Exercise brief → Print the entries below in their entirety, exactly as they are written.

Records →

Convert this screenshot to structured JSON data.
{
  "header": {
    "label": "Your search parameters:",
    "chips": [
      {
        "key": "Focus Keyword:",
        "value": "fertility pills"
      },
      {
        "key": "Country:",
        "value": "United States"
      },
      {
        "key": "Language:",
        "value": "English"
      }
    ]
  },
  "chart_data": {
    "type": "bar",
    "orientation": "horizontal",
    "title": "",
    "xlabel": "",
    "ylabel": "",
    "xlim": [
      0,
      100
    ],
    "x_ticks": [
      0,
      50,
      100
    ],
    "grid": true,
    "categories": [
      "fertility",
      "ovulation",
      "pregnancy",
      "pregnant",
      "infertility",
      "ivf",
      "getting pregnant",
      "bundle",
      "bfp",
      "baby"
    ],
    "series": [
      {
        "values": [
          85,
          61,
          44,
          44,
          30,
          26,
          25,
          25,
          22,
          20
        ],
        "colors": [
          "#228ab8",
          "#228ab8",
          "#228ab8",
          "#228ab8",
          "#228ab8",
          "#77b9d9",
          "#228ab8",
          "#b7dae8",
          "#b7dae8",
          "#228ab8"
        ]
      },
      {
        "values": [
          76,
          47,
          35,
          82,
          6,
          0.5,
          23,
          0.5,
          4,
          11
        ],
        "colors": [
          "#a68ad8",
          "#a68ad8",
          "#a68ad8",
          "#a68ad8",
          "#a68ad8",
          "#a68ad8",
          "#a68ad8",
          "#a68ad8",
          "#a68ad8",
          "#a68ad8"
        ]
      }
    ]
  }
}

Completed exercise →
Convert this screenshot to structured JSON data.
{
  "header": {
    "label": "Your search parameters:",
    "chips": [
      {
        "key": "Focus Keyword:",
        "value": "fertility pills"
      },
      {
        "key": "Country:",
        "value": "United States"
      },
      {
        "key": "Language:",
        "value": "English"
      }
    ]
  },
  "chart_data": {
    "type": "bar",
    "orientation": "horizontal",
    "title": "",
    "xlabel": "",
    "ylabel": "",
    "xlim": [
      0,
      100
    ],
    "x_ticks": [
      0,
      50,
      100
    ],
    "grid": true,
    "categories": [
      "fertility",
      "ovulation",
      "pregnancy",
      "pregnant",
      "infertility",
      "ivf",
      "getting pregnant",
      "bundle",
      "bfp",
      "baby"
    ],
    "series": [
      {
        "values": [
          85,
          61,
          44,
          44,
          30,
          26,
          25,
          25,
          22,
          20
        ],
        "colors": [
          "#228ab8",
          "#228ab8",
          "#228ab8",
          "#228ab8",
          "#228ab8",
          "#77b9d9",
          "#228ab8",
          "#b7dae8",
          "#b7dae8",
          "#228ab8"
        ]
      },
      {
        "values": [
          76,
          47,
          35,
          82,
          6,
          0.5,
          23,
          0.5,
          4,
          11
        ],
        "colors": [
          "#a68ad8",
          "#a68ad8",
          "#a68ad8",
          "#a68ad8",
          "#a68ad8",
          "#a68ad8",
          "#a68ad8",
          "#a68ad8",
          "#a68ad8",
          "#a68ad8"
        ]
      }
    ]
  }
}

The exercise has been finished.